-------- MATERIAL FOR THIS EXERCISE

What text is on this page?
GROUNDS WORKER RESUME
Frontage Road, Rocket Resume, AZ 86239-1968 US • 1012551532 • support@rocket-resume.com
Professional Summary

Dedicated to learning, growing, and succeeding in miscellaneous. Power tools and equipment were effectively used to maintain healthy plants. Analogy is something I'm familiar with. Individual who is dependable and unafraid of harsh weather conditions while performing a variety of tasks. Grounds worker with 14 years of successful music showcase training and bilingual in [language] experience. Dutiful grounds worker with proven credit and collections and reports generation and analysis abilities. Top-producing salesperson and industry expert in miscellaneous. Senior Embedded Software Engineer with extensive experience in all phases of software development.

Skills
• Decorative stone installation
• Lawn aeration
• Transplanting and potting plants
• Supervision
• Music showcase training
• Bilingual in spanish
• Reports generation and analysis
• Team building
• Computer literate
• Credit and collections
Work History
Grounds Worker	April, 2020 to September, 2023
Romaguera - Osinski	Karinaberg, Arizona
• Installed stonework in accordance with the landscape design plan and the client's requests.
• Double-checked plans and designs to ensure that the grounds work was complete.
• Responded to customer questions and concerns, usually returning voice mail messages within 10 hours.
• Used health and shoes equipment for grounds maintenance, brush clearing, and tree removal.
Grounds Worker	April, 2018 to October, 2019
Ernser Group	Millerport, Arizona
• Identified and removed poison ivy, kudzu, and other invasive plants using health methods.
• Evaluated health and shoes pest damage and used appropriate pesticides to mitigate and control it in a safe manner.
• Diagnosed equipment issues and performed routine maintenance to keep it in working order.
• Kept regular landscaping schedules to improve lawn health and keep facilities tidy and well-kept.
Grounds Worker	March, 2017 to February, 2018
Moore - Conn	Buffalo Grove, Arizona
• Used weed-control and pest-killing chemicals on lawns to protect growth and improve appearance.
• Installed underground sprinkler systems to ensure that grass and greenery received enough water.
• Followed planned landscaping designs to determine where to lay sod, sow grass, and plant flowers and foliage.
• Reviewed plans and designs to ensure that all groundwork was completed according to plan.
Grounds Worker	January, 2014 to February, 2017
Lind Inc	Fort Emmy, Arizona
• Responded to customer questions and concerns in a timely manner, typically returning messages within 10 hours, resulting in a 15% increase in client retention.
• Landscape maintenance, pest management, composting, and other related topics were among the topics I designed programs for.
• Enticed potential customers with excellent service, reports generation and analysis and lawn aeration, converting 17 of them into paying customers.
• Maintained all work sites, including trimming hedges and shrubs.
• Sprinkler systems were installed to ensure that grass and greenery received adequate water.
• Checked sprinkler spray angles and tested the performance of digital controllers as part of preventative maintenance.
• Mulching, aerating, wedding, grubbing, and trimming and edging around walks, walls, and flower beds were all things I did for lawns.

----------------

Repeat every line of the data, exactly and in full.

What text is on this page?
GROUNDS WORKER RESUME
Frontage Road, Rocket Resume, AZ 86239-1968 US • 1012551532 • support@rocket-resume.com
Professional Summary

Dedicated to learning, growing, and succeeding in miscellaneous. Power tools and equipment were effectively used to maintain healthy plants. Analogy is something I'm familiar with. Individual who is dependable and unafraid of harsh weather conditions while performing a variety of tasks. Grounds worker with 14 years of successful music showcase training and bilingual in [language] experience. Dutiful grounds worker with proven credit and collections and reports generation and analysis abilities. Top-producing salesperson and industry expert in miscellaneous. Senior Embedded Software Engineer with extensive experience in all phases of software development.

Skills
• Decorative stone installation
• Lawn aeration
• Transplanting and potting plants
• Supervision
• Music showcase training
• Bilingual in spanish
• Reports generation and analysis
• Team building
• Computer literate
• Credit and collections
Work History
Grounds Worker	April, 2020 to September, 2023
Romaguera - Osinski	Karinaberg, Arizona
• Installed stonework in accordance with the landscape design plan and the client's requests.
• Double-checked plans and designs to ensure that the grounds work was complete.
• Responded to customer questions and concerns, usually returning voice mail messages within 10 hours.
• Used health and shoes equipment for grounds maintenance, brush clearing, and tree removal.
Grounds Worker	April, 2018 to October, 2019
Ernser Group	Millerport, Arizona
• Identified and removed poison ivy, kudzu, and other invasive plants using health methods.
• Evaluated health and shoes pest damage and used appropriate pesticides to mitigate and control it in a safe manner.
• Diagnosed equipment issues and performed routine maintenance to keep it in working order.
• Kept regular landscaping schedules to improve lawn health and keep facilities tidy and well-kept.
Grounds Worker	March, 2017 to February, 2018
Moore - Conn	Buffalo Grove, Arizona
• Used weed-control and pest-killing chemicals on lawns to protect growth and improve appearance.
• Installed underground sprinkler systems to ensure that grass and greenery received enough water.
• Followed planned landscaping designs to determine where to lay sod, sow grass, and plant flowers and foliage.
• Reviewed plans and designs to ensure that all groundwork was completed according to plan.
Grounds Worker	January, 2014 to February, 2017
Lind Inc	Fort Emmy, Arizona
• Responded to customer questions and concerns in a timely manner, typically returning messages within 10 hours, resulting in a 15% increase in client retention.
• Landscape maintenance, pest management, composting, and other related topics were among the topics I designed programs for.
• Enticed potential customers with excellent service, reports generation and analysis and lawn aeration, converting 17 of them into paying customers.
• Maintained all work sites, including trimming hedges and shrubs.
• Sprinkler systems were installed to ensure that grass and greenery received adequate water.
• Checked sprinkler spray angles and tested the performance of digital controllers as part of preventative maintenance.
• Mulching, aerating, wedding, grubbing, and trimming and edging around walks, walls, and flower beds were all things I did for lawns.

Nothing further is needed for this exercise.